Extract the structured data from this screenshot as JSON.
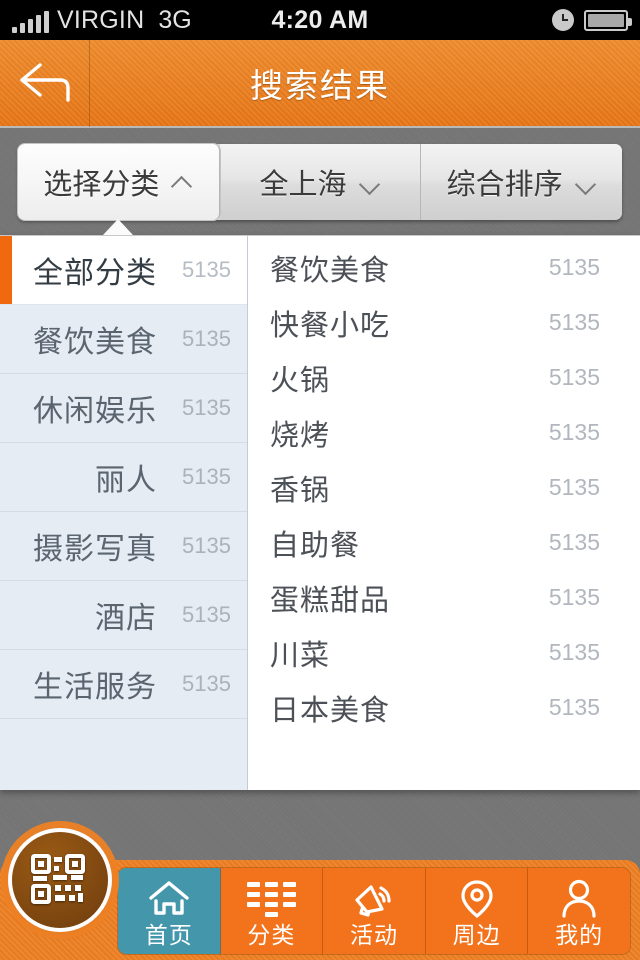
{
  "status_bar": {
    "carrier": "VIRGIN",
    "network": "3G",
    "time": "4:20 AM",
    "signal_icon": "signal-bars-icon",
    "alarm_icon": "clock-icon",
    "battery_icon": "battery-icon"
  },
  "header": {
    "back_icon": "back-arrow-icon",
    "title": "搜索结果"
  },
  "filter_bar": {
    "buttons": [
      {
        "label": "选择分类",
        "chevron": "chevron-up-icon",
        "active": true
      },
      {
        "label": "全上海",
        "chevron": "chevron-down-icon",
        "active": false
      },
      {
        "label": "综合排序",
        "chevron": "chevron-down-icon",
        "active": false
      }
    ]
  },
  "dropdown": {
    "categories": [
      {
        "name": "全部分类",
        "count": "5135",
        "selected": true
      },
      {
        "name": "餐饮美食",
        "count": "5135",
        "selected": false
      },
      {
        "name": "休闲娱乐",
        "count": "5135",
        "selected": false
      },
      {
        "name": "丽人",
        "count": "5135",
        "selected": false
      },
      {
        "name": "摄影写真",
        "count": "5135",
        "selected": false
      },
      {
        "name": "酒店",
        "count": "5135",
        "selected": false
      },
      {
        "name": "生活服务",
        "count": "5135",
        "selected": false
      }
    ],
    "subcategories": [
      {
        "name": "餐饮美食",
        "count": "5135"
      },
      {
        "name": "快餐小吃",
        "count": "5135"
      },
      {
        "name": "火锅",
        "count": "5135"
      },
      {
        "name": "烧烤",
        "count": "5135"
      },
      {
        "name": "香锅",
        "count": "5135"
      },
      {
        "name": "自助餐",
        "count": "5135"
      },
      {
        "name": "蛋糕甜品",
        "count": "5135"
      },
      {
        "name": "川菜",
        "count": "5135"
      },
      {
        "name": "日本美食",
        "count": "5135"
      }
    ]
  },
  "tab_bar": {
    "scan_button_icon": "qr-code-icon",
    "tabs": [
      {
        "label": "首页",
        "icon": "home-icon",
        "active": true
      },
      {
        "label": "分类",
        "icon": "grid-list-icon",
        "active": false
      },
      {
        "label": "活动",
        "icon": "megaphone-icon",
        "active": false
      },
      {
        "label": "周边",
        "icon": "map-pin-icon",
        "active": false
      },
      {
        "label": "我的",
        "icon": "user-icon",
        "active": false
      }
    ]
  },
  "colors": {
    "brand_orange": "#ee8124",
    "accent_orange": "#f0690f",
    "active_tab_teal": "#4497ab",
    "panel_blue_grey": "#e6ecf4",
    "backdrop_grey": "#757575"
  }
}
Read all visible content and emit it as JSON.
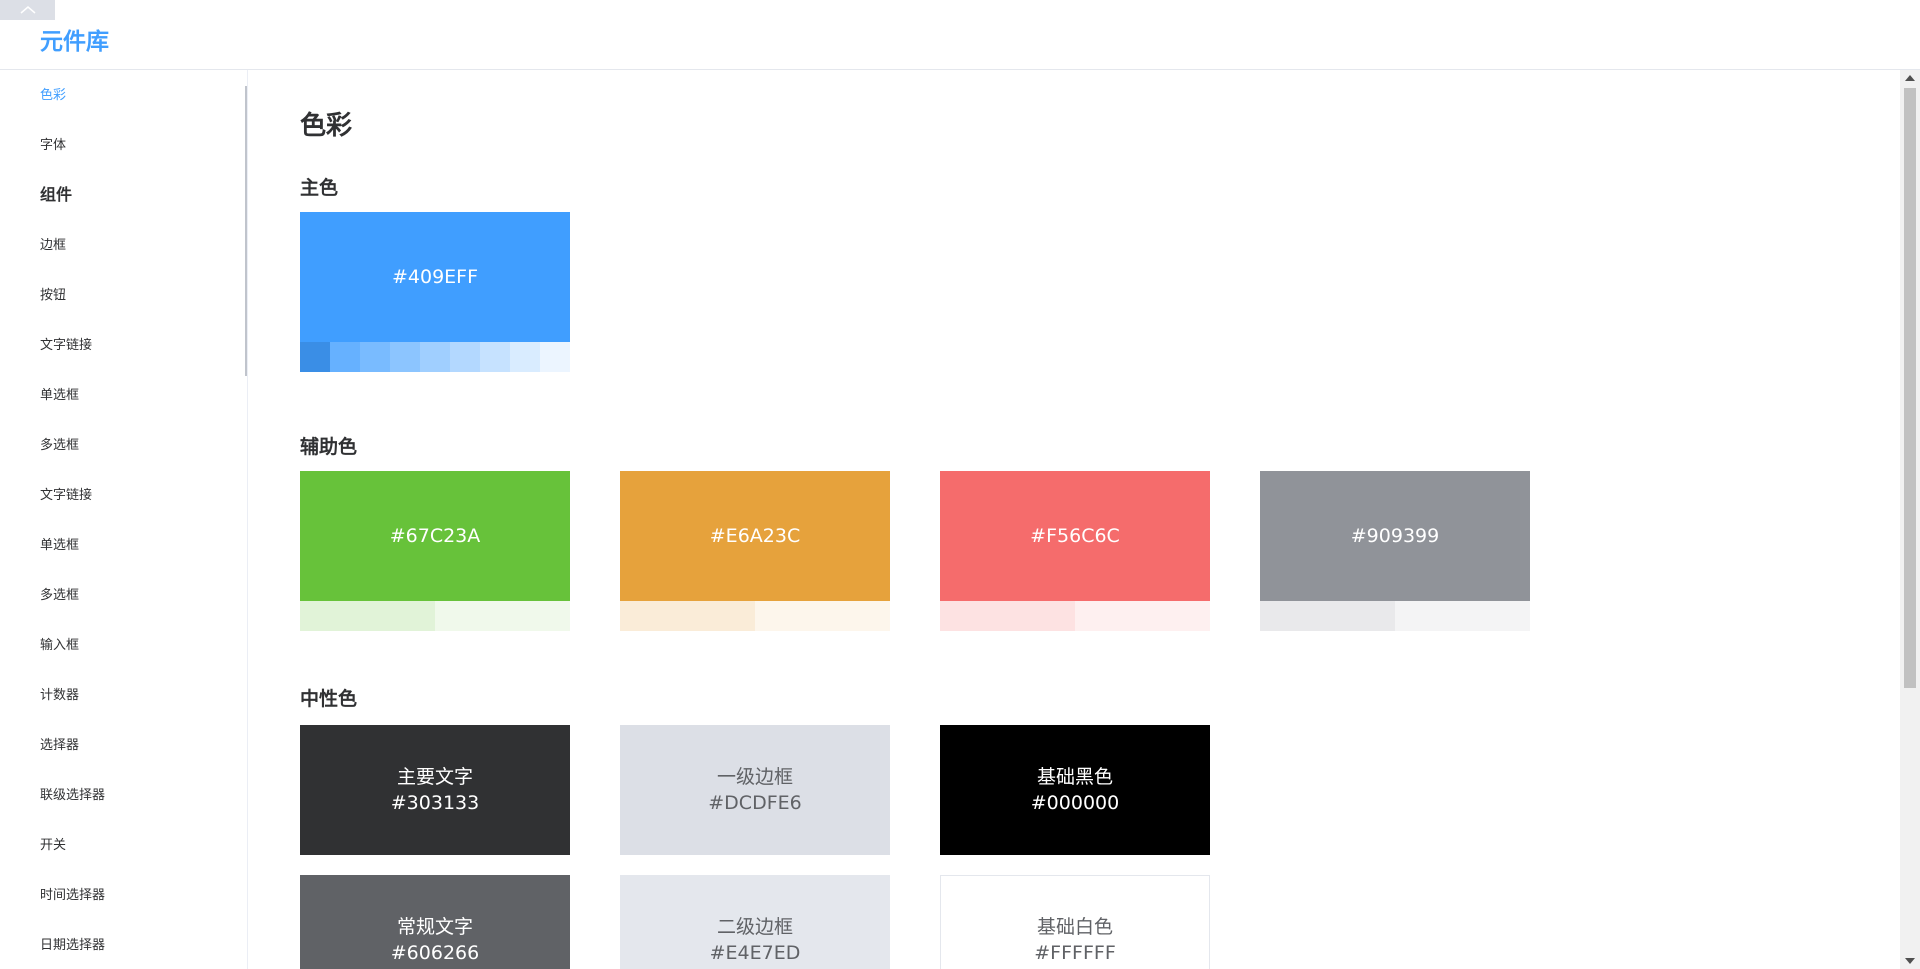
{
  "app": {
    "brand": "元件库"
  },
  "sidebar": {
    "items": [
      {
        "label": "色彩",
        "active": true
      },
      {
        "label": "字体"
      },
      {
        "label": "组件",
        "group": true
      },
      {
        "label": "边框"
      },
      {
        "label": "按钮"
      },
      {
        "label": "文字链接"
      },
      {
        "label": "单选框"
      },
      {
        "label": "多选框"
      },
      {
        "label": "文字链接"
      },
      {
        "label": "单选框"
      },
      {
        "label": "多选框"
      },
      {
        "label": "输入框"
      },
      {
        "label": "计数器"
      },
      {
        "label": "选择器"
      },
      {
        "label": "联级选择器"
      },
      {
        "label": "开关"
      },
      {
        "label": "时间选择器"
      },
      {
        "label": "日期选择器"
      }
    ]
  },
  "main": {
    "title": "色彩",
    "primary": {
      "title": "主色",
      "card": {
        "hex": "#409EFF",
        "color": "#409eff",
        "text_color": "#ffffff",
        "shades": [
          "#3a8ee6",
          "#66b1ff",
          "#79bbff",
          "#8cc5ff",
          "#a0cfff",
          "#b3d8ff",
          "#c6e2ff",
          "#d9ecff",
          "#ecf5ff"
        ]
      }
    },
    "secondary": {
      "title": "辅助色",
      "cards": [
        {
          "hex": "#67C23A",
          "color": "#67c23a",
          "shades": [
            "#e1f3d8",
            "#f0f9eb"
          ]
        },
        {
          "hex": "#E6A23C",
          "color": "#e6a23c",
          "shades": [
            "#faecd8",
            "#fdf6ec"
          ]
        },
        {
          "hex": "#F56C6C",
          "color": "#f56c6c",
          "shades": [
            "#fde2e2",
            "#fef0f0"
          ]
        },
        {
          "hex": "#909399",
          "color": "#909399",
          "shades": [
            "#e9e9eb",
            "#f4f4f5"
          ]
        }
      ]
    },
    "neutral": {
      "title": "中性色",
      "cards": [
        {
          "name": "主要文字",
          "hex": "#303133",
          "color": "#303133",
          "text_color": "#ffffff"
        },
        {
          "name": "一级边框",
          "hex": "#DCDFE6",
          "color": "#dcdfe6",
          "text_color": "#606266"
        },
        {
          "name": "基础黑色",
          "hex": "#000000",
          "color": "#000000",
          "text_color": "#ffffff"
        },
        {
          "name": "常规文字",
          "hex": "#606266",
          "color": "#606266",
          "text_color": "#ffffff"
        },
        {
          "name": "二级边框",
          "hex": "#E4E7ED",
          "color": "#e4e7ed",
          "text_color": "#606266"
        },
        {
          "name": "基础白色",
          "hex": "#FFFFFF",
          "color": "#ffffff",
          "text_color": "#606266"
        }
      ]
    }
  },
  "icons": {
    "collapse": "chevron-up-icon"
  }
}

■ **Exercise**
Give the entries again without a single change, but with no pictures.

■ **Answer to this task**
Extract the structured data from this screenshot as JSON.
{
  "status_bar": {
    "carrier": "VIRGIN",
    "network": "3G",
    "time": "4:20 AM",
    "signal_icon": "signal-bars-icon",
    "alarm_icon": "clock-icon",
    "battery_icon": "battery-icon"
  },
  "header": {
    "back_icon": "back-arrow-icon",
    "title": "搜索结果"
  },
  "filter_bar": {
    "buttons": [
      {
        "label": "选择分类",
        "chevron": "chevron-up-icon",
        "active": true
      },
      {
        "label": "全上海",
        "chevron": "chevron-down-icon",
        "active": false
      },
      {
        "label": "综合排序",
        "chevron": "chevron-down-icon",
        "active": false
      }
    ]
  },
  "dropdown": {
    "categories": [
      {
        "name": "全部分类",
        "count": "5135",
        "selected": true
      },
      {
        "name": "餐饮美食",
        "count": "5135",
        "selected": false
      },
      {
        "name": "休闲娱乐",
        "count": "5135",
        "selected": false
      },
      {
        "name": "丽人",
        "count": "5135",
        "selected": false
      },
      {
        "name": "摄影写真",
        "count": "5135",
        "selected": false
      },
      {
        "name": "酒店",
        "count": "5135",
        "selected": false
      },
      {
        "name": "生活服务",
        "count": "5135",
        "selected": false
      }
    ],
    "subcategories": [
      {
        "name": "餐饮美食",
        "count": "5135"
      },
      {
        "name": "快餐小吃",
        "count": "5135"
      },
      {
        "name": "火锅",
        "count": "5135"
      },
      {
        "name": "烧烤",
        "count": "5135"
      },
      {
        "name": "香锅",
        "count": "5135"
      },
      {
        "name": "自助餐",
        "count": "5135"
      },
      {
        "name": "蛋糕甜品",
        "count": "5135"
      },
      {
        "name": "川菜",
        "count": "5135"
      },
      {
        "name": "日本美食",
        "count": "5135"
      }
    ]
  },
  "tab_bar": {
    "scan_button_icon": "qr-code-icon",
    "tabs": [
      {
        "label": "首页",
        "icon": "home-icon",
        "active": true
      },
      {
        "label": "分类",
        "icon": "grid-list-icon",
        "active": false
      },
      {
        "label": "活动",
        "icon": "megaphone-icon",
        "active": false
      },
      {
        "label": "周边",
        "icon": "map-pin-icon",
        "active": false
      },
      {
        "label": "我的",
        "icon": "user-icon",
        "active": false
      }
    ]
  },
  "colors": {
    "brand_orange": "#ee8124",
    "accent_orange": "#f0690f",
    "active_tab_teal": "#4497ab",
    "panel_blue_grey": "#e6ecf4",
    "backdrop_grey": "#757575"
  }
}
Read all visible content and emit it as JSON.
{
  "app": {
    "brand": "元件库"
  },
  "sidebar": {
    "items": [
      {
        "label": "色彩",
        "active": true
      },
      {
        "label": "字体"
      },
      {
        "label": "组件",
        "group": true
      },
      {
        "label": "边框"
      },
      {
        "label": "按钮"
      },
      {
        "label": "文字链接"
      },
      {
        "label": "单选框"
      },
      {
        "label": "多选框"
      },
      {
        "label": "文字链接"
      },
      {
        "label": "单选框"
      },
      {
        "label": "多选框"
      },
      {
        "label": "输入框"
      },
      {
        "label": "计数器"
      },
      {
        "label": "选择器"
      },
      {
        "label": "联级选择器"
      },
      {
        "label": "开关"
      },
      {
        "label": "时间选择器"
      },
      {
        "label": "日期选择器"
      }
    ]
  },
  "main": {
    "title": "色彩",
    "primary": {
      "title": "主色",
      "card": {
        "hex": "#409EFF",
        "color": "#409eff",
        "text_color": "#ffffff",
        "shades": [
          "#3a8ee6",
          "#66b1ff",
          "#79bbff",
          "#8cc5ff",
          "#a0cfff",
          "#b3d8ff",
          "#c6e2ff",
          "#d9ecff",
          "#ecf5ff"
        ]
      }
    },
    "secondary": {
      "title": "辅助色",
      "cards": [
        {
          "hex": "#67C23A",
          "color": "#67c23a",
          "shades": [
            "#e1f3d8",
            "#f0f9eb"
          ]
        },
        {
          "hex": "#E6A23C",
          "color": "#e6a23c",
          "shades": [
            "#faecd8",
            "#fdf6ec"
          ]
        },
        {
          "hex": "#F56C6C",
          "color": "#f56c6c",
          "shades": [
            "#fde2e2",
            "#fef0f0"
          ]
        },
        {
          "hex": "#909399",
          "color": "#909399",
          "shades": [
            "#e9e9eb",
            "#f4f4f5"
          ]
        }
      ]
    },
    "neutral": {
      "title": "中性色",
      "cards": [
        {
          "name": "主要文字",
          "hex": "#303133",
          "color": "#303133",
          "text_color": "#ffffff"
        },
        {
          "name": "一级边框",
          "hex": "#DCDFE6",
          "color": "#dcdfe6",
          "text_color": "#606266"
        },
        {
          "name": "基础黑色",
          "hex": "#000000",
          "color": "#000000",
          "text_color": "#ffffff"
        },
        {
          "name": "常规文字",
          "hex": "#606266",
          "color": "#606266",
          "text_color": "#ffffff"
        },
        {
          "name": "二级边框",
          "hex": "#E4E7ED",
          "color": "#e4e7ed",
          "text_color": "#606266"
        },
        {
          "name": "基础白色",
          "hex": "#FFFFFF",
          "color": "#ffffff",
          "text_color": "#606266"
        }
      ]
    }
  },
  "icons": {
    "collapse": "chevron-up-icon"
  }
}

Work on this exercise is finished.